[Records excerpted from a collection]
* Begin *

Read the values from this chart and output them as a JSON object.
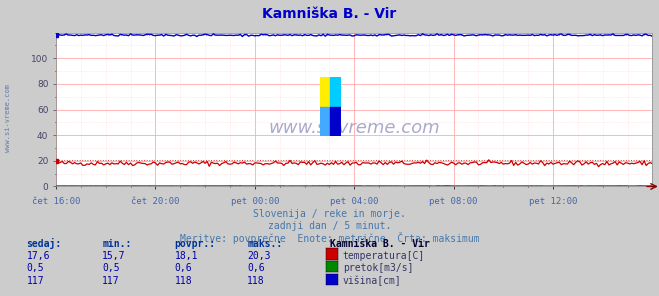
{
  "title": "Kamniška B. - Vir",
  "title_color": "#0000cc",
  "bg_color": "#cccccc",
  "plot_bg_color": "#ffffff",
  "grid_major_color": "#ffaaaa",
  "grid_minor_color": "#ffcccc",
  "xlabel_color": "#4466aa",
  "ylim": [
    0,
    120
  ],
  "xlim": [
    0,
    288
  ],
  "yticks": [
    0,
    20,
    40,
    60,
    80,
    100
  ],
  "xtick_labels": [
    "čet 16:00",
    "čet 20:00",
    "pet 00:00",
    "pet 04:00",
    "pet 08:00",
    "pet 12:00"
  ],
  "xtick_positions": [
    0,
    48,
    96,
    144,
    192,
    240
  ],
  "subtitle1": "Slovenija / reke in morje.",
  "subtitle2": "zadnji dan / 5 minut.",
  "subtitle3": "Meritve: povprečne  Enote: metrične  Črta: maksimum",
  "subtitle_color": "#4477aa",
  "watermark": "www.si-vreme.com",
  "watermark_color": "#aaaacc",
  "legend_title": "Kamniška B. - Vir",
  "legend_title_color": "#000033",
  "legend_color": "#333366",
  "table_header": [
    "sedaj:",
    "min.:",
    "povpr.:",
    "maks.:"
  ],
  "table_header_color": "#003399",
  "table_data": [
    [
      "17,6",
      "15,7",
      "18,1",
      "20,3"
    ],
    [
      "0,5",
      "0,5",
      "0,6",
      "0,6"
    ],
    [
      "117",
      "117",
      "118",
      "118"
    ]
  ],
  "table_data_color": "#0000aa",
  "series": [
    {
      "name": "temperatura[C]",
      "color": "#cc0000",
      "base": 18.1,
      "noise": 0.9,
      "swatch": "#cc0000"
    },
    {
      "name": "pretok[m3/s]",
      "color": "#008800",
      "base": 0.5,
      "noise": 0.05,
      "swatch": "#008800"
    },
    {
      "name": "višina[cm]",
      "color": "#0000cc",
      "base": 118,
      "noise": 0.4,
      "swatch": "#0000cc"
    }
  ],
  "sidebar_text": "www.si-vreme.com",
  "sidebar_color": "#6677aa",
  "arrow_color": "#880000"
}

* End *

**SHORT PROBLEM**
Your answer should be a single number: the count of lines holding the word "vreme".

**SOLUTION TO THE EXERCISE**
2